◆ Aim of the task
Your task is to retype the lines between the line with "Extract the structured" and the line with "Convert this screenshot", inclusive. Copy no pictures and no other lines.

--------------------------------------------------

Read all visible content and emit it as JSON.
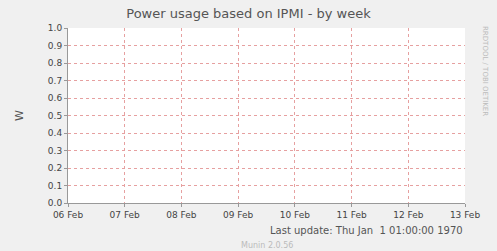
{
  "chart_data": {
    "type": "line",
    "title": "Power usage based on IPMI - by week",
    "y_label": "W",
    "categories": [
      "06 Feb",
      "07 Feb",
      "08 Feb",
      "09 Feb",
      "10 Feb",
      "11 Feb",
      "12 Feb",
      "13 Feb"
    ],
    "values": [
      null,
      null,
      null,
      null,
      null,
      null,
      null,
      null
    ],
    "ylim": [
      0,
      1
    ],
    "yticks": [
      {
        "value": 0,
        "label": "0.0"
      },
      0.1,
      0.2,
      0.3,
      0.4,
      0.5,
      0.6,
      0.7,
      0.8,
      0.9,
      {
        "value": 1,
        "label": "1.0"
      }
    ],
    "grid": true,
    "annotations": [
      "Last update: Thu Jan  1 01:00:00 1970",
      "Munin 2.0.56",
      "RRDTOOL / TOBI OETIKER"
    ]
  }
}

--------------------------------------------------

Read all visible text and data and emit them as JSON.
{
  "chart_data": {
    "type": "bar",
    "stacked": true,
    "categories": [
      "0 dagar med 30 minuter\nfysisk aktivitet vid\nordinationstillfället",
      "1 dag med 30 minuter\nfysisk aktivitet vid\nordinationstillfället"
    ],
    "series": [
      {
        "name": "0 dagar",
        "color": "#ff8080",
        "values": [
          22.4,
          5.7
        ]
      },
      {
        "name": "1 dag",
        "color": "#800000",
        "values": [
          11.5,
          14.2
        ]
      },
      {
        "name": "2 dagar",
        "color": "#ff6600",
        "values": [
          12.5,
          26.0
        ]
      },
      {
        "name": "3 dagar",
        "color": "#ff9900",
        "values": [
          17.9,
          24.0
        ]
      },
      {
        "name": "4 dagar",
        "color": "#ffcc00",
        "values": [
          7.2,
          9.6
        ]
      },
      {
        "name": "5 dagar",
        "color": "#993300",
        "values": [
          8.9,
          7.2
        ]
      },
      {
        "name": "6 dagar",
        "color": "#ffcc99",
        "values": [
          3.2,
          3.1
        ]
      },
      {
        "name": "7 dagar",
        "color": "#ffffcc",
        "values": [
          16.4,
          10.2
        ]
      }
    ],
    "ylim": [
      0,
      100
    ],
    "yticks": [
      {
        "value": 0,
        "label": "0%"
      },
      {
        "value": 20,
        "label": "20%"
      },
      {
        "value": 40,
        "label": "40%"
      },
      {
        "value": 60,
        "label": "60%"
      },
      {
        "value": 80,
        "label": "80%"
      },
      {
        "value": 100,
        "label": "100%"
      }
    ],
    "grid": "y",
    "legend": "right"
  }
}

--------------------------------------------------

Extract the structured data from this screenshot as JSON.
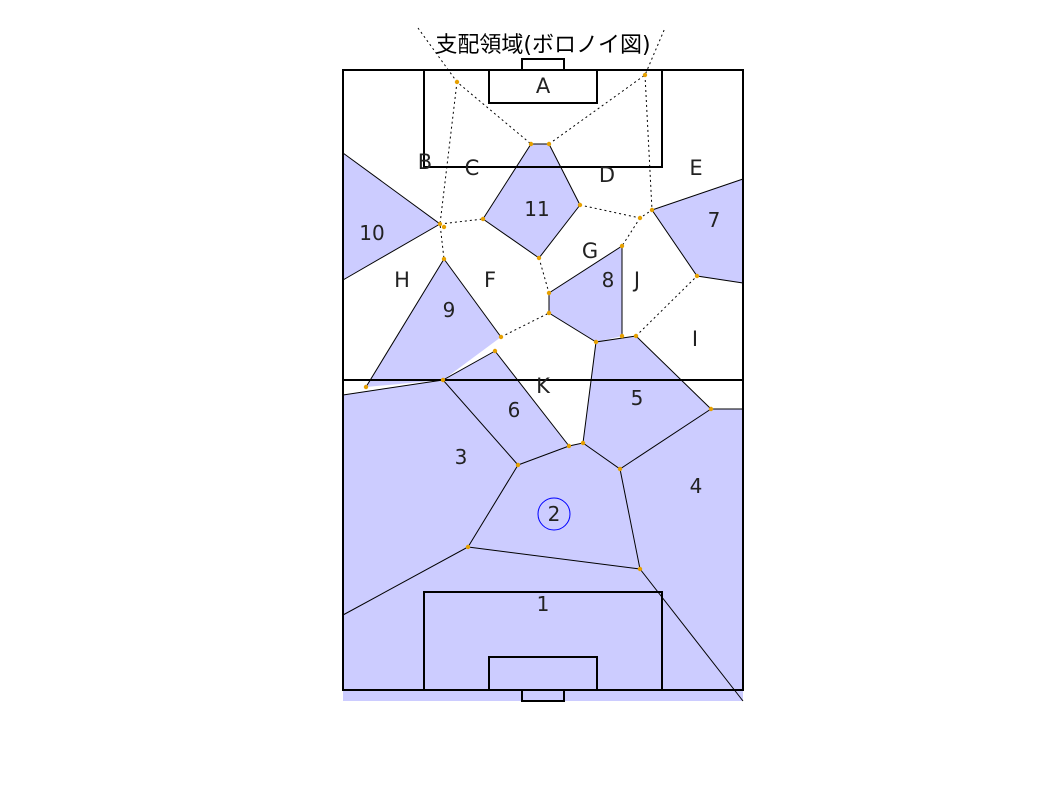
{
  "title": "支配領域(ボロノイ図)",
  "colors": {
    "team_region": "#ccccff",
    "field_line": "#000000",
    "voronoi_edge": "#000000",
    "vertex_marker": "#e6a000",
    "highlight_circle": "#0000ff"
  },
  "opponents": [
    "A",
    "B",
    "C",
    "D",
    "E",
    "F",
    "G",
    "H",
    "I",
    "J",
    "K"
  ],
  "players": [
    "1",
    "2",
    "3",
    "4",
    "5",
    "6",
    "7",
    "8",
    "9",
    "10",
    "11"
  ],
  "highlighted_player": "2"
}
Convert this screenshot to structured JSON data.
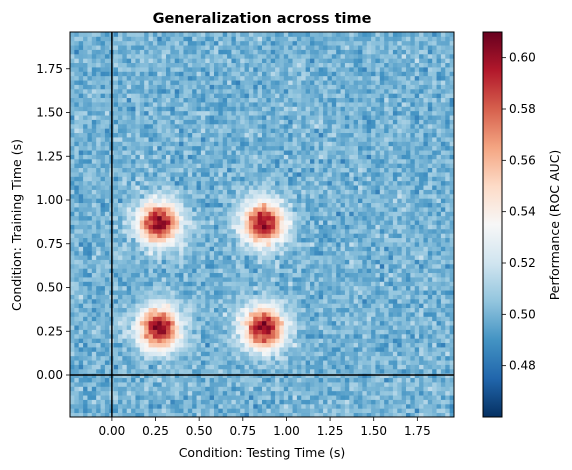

--------------------------------------------------

◆ Task answer
Extract the structured data from this screenshot as JSON.
{
  "title": "支配領域(ボロノイ図)",
  "colors": {
    "team_region": "#ccccff",
    "field_line": "#000000",
    "voronoi_edge": "#000000",
    "vertex_marker": "#e6a000",
    "highlight_circle": "#0000ff"
  },
  "opponents": [
    "A",
    "B",
    "C",
    "D",
    "E",
    "F",
    "G",
    "H",
    "I",
    "J",
    "K"
  ],
  "players": [
    "1",
    "2",
    "3",
    "4",
    "5",
    "6",
    "7",
    "8",
    "9",
    "10",
    "11"
  ],
  "highlighted_player": "2"
}
Convert this screenshot to structured JSON data.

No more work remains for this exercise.